Reproduce the listing that follows with no differences at all.

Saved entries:
-*-*-
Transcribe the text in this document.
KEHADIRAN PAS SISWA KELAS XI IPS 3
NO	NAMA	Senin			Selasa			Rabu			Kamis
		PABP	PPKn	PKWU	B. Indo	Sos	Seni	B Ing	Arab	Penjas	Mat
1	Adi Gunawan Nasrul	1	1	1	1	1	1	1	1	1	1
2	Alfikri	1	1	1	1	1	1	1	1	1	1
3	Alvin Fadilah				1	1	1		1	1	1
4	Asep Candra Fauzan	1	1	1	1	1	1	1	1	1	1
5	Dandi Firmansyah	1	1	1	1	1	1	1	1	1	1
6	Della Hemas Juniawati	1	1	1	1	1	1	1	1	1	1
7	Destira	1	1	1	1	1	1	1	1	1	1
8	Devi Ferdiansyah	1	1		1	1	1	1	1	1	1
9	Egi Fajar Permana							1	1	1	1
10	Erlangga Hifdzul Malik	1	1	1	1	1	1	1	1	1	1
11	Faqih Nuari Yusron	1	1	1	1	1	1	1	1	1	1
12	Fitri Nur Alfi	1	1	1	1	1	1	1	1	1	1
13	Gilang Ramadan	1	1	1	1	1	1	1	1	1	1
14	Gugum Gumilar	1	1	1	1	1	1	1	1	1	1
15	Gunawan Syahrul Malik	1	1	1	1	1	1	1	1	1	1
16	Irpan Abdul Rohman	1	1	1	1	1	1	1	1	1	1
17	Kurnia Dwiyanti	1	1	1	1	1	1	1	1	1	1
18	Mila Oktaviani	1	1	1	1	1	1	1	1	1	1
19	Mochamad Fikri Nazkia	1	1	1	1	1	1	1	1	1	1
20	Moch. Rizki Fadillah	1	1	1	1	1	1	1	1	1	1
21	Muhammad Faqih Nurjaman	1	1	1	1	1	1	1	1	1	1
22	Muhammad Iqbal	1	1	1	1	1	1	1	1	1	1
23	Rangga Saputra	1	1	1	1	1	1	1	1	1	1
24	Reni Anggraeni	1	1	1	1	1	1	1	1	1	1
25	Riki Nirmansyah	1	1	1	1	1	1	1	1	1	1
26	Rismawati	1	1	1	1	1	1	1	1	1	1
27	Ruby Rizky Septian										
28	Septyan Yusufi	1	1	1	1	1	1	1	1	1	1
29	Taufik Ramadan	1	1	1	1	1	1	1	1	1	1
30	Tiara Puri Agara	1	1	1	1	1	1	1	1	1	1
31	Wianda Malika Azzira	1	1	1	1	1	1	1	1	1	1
-*-*-
--- Response to the task ---
Transcribe the text in this document.
KEHADIRAN PAS SISWA KELAS XI IPS 3
NO	NAMA	Senin			Selasa			Rabu			Kamis
		PABP	PPKn	PKWU	B. Indo	Sos	Seni	B Ing	Arab	Penjas	Mat
1	Adi Gunawan Nasrul	1	1	1	1	1	1	1	1	1	1
2	Alfikri	1	1	1	1	1	1	1	1	1	1
3	Alvin Fadilah				1	1	1		1	1	1
4	Asep Candra Fauzan	1	1	1	1	1	1	1	1	1	1
5	Dandi Firmansyah	1	1	1	1	1	1	1	1	1	1
6	Della Hemas Juniawati	1	1	1	1	1	1	1	1	1	1
7	Destira	1	1	1	1	1	1	1	1	1	1
8	Devi Ferdiansyah	1	1		1	1	1	1	1	1	1
9	Egi Fajar Permana							1	1	1	1
10	Erlangga Hifdzul Malik	1	1	1	1	1	1	1	1	1	1
11	Faqih Nuari Yusron	1	1	1	1	1	1	1	1	1	1
12	Fitri Nur Alfi	1	1	1	1	1	1	1	1	1	1
13	Gilang Ramadan	1	1	1	1	1	1	1	1	1	1
14	Gugum Gumilar	1	1	1	1	1	1	1	1	1	1
15	Gunawan Syahrul Malik	1	1	1	1	1	1	1	1	1	1
16	Irpan Abdul Rohman	1	1	1	1	1	1	1	1	1	1
17	Kurnia Dwiyanti	1	1	1	1	1	1	1	1	1	1
18	Mila Oktaviani	1	1	1	1	1	1	1	1	1	1
19	Mochamad Fikri Nazkia	1	1	1	1	1	1	1	1	1	1
20	Moch. Rizki Fadillah	1	1	1	1	1	1	1	1	1	1
21	Muhammad Faqih Nurjaman	1	1	1	1	1	1	1	1	1	1
22	Muhammad Iqbal	1	1	1	1	1	1	1	1	1	1
23	Rangga Saputra	1	1	1	1	1	1	1	1	1	1
24	Reni Anggraeni	1	1	1	1	1	1	1	1	1	1
25	Riki Nirmansyah	1	1	1	1	1	1	1	1	1	1
26	Rismawati	1	1	1	1	1	1	1	1	1	1
27	Ruby Rizky Septian										
28	Septyan Yusufi	1	1	1	1	1	1	1	1	1	1
29	Taufik Ramadan	1	1	1	1	1	1	1	1	1	1
30	Tiara Puri Agara	1	1	1	1	1	1	1	1	1	1
31	Wianda Malika Azzira	1	1	1	1	1	1	1	1	1	1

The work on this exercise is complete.